:: INPUT MATERIAL ::
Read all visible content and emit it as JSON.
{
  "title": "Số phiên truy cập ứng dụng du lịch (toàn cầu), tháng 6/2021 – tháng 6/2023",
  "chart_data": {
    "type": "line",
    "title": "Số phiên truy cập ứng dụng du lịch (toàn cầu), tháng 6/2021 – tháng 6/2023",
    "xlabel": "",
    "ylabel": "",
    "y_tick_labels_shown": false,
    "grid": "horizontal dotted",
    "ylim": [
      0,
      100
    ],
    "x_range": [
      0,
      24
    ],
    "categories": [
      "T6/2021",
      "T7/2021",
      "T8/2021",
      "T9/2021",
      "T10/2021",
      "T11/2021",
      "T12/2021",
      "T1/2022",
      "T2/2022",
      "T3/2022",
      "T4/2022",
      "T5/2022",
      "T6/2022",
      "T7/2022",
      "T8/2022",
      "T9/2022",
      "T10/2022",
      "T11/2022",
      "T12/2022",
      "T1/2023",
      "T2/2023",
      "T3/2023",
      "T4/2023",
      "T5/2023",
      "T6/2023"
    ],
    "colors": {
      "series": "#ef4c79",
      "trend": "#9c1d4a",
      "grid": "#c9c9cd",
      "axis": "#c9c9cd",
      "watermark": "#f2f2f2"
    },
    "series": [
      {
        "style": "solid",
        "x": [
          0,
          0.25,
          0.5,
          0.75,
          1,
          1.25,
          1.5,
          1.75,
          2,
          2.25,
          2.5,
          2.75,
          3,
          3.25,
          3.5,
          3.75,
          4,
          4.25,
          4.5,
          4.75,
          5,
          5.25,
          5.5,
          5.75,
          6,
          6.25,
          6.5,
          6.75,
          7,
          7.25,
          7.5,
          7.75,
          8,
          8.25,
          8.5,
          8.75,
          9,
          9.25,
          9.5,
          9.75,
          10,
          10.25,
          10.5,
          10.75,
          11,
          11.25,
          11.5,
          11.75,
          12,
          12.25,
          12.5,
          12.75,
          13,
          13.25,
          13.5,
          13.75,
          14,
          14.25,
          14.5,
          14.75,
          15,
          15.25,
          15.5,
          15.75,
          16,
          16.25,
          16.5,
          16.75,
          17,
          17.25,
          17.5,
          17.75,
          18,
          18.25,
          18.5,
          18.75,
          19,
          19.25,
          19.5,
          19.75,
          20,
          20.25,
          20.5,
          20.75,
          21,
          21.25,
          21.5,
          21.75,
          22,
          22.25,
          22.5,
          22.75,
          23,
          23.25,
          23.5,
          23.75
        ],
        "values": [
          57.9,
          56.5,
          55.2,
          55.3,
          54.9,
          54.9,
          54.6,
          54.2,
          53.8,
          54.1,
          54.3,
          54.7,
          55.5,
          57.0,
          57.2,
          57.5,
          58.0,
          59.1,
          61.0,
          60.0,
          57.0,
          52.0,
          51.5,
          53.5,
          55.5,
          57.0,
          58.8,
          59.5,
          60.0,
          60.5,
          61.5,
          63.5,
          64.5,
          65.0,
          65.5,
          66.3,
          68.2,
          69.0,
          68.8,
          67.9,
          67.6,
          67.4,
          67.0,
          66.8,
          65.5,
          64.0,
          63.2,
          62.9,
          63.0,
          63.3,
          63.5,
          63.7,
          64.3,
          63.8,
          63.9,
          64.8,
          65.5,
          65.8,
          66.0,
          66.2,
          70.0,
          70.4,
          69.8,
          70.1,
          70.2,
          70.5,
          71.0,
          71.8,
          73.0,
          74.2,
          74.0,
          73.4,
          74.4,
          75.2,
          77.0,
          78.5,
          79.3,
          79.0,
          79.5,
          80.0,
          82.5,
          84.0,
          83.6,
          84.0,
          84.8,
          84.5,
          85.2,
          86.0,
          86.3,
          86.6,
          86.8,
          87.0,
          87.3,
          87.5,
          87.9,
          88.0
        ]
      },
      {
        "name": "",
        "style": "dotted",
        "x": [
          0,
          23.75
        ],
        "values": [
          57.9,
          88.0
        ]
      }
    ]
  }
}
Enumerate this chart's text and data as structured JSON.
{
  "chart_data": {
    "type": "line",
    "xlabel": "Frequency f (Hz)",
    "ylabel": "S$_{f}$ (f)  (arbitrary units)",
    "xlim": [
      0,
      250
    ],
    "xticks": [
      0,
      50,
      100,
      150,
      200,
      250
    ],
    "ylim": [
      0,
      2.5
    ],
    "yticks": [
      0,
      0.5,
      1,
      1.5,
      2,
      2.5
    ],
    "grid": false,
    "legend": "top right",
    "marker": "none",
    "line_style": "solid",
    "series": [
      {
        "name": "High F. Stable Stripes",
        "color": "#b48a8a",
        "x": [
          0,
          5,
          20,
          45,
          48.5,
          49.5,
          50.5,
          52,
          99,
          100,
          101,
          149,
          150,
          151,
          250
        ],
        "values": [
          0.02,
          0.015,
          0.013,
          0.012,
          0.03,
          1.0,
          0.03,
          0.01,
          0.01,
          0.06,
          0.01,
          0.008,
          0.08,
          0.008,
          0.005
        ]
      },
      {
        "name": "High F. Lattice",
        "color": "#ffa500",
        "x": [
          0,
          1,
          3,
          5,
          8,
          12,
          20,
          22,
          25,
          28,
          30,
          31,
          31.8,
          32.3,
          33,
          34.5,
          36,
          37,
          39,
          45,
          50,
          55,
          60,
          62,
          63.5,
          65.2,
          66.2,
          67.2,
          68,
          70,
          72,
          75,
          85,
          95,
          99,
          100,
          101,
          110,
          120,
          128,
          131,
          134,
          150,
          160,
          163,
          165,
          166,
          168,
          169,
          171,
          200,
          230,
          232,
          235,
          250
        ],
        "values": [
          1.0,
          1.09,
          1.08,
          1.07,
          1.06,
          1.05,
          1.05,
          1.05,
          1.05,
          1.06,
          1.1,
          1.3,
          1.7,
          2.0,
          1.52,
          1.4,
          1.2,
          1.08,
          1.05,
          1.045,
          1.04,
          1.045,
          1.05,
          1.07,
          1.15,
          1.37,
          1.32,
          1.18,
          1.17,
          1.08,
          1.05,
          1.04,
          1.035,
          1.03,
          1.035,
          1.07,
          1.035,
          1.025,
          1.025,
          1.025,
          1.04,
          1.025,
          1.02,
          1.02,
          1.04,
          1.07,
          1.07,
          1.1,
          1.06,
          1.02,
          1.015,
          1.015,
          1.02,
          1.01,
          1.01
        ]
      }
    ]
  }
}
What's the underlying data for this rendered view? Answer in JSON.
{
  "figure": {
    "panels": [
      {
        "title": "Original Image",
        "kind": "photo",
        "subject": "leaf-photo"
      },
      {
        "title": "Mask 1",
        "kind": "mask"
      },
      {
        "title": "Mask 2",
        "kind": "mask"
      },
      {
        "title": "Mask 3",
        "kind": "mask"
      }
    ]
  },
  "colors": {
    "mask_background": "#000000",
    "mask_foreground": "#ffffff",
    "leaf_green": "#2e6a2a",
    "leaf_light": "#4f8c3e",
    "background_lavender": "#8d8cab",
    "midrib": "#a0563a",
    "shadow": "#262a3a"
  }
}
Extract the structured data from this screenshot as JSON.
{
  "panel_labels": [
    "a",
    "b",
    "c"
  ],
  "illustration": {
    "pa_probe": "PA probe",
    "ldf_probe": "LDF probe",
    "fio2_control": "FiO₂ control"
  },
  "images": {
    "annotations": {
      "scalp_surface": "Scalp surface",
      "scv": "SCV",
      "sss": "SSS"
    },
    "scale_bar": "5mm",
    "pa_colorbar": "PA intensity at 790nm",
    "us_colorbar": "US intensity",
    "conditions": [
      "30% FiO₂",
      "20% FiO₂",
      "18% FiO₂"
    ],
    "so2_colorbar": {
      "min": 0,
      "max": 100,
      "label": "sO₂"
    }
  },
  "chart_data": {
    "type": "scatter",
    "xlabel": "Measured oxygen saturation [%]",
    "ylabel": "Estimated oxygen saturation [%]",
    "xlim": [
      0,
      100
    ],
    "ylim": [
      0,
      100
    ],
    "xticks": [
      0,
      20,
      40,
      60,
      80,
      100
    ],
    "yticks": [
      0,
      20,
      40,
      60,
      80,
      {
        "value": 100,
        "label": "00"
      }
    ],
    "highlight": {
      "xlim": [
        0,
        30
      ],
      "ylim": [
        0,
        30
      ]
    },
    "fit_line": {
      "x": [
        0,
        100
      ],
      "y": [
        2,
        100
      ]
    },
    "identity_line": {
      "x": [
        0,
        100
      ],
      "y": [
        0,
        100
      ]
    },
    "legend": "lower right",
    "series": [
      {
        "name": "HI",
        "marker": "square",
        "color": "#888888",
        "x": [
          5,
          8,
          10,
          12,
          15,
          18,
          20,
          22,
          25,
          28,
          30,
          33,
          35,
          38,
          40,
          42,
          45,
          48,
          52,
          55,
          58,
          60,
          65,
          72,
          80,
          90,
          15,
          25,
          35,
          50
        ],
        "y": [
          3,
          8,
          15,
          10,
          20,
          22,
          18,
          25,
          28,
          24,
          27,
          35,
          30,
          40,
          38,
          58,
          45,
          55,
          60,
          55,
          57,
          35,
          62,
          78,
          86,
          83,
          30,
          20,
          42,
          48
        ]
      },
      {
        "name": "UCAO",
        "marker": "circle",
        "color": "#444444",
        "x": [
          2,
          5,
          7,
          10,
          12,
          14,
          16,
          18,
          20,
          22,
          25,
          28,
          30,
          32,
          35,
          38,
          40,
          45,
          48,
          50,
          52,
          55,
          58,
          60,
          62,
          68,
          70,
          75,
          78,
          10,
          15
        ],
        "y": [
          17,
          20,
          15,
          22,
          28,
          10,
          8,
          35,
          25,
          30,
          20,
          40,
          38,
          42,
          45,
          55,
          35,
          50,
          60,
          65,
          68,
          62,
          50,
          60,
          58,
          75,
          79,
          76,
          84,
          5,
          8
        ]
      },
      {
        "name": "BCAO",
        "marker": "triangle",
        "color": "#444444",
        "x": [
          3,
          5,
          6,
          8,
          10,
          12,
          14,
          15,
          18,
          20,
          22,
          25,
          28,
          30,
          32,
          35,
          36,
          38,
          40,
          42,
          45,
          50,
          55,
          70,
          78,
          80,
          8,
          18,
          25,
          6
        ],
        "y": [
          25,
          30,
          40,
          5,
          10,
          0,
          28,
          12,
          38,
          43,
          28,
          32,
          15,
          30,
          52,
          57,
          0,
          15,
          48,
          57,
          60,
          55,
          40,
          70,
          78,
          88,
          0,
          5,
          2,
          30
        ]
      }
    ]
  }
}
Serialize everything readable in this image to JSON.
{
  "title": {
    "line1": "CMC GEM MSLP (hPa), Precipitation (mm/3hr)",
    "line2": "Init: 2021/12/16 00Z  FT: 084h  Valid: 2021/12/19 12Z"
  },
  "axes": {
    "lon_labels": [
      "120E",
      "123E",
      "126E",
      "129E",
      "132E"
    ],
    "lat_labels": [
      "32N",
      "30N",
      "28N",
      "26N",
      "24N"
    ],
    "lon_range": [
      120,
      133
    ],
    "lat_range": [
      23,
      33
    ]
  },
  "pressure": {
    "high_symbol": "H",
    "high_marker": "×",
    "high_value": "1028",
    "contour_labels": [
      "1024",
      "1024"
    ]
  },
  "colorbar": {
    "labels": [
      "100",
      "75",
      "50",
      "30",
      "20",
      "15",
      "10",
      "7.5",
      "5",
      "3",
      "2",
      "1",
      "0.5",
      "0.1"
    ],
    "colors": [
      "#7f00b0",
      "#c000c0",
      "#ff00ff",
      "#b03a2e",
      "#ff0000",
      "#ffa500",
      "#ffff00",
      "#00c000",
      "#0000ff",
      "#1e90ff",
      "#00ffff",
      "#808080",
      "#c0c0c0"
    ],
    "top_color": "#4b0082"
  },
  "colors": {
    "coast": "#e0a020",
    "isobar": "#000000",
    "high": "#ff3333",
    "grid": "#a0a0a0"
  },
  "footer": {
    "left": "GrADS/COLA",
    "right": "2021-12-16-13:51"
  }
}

:: GOAL ::
Write out the lines above from the one containing "Serialize everything readable" through the last, exactly as they are.

:: RESPONSE TO THIS EXERCISE ::
Serialize everything readable in this image to JSON.
{
  "title": {
    "line1": "CMC GEM MSLP (hPa), Precipitation (mm/3hr)",
    "line2": "Init: 2021/12/16 00Z  FT: 084h  Valid: 2021/12/19 12Z"
  },
  "axes": {
    "lon_labels": [
      "120E",
      "123E",
      "126E",
      "129E",
      "132E"
    ],
    "lat_labels": [
      "32N",
      "30N",
      "28N",
      "26N",
      "24N"
    ],
    "lon_range": [
      120,
      133
    ],
    "lat_range": [
      23,
      33
    ]
  },
  "pressure": {
    "high_symbol": "H",
    "high_marker": "×",
    "high_value": "1028",
    "contour_labels": [
      "1024",
      "1024"
    ]
  },
  "colorbar": {
    "labels": [
      "100",
      "75",
      "50",
      "30",
      "20",
      "15",
      "10",
      "7.5",
      "5",
      "3",
      "2",
      "1",
      "0.5",
      "0.1"
    ],
    "colors": [
      "#7f00b0",
      "#c000c0",
      "#ff00ff",
      "#b03a2e",
      "#ff0000",
      "#ffa500",
      "#ffff00",
      "#00c000",
      "#0000ff",
      "#1e90ff",
      "#00ffff",
      "#808080",
      "#c0c0c0"
    ],
    "top_color": "#4b0082"
  },
  "colors": {
    "coast": "#e0a020",
    "isobar": "#000000",
    "high": "#ff3333",
    "grid": "#a0a0a0"
  },
  "footer": {
    "left": "GrADS/COLA",
    "right": "2021-12-16-13:51"
  }
}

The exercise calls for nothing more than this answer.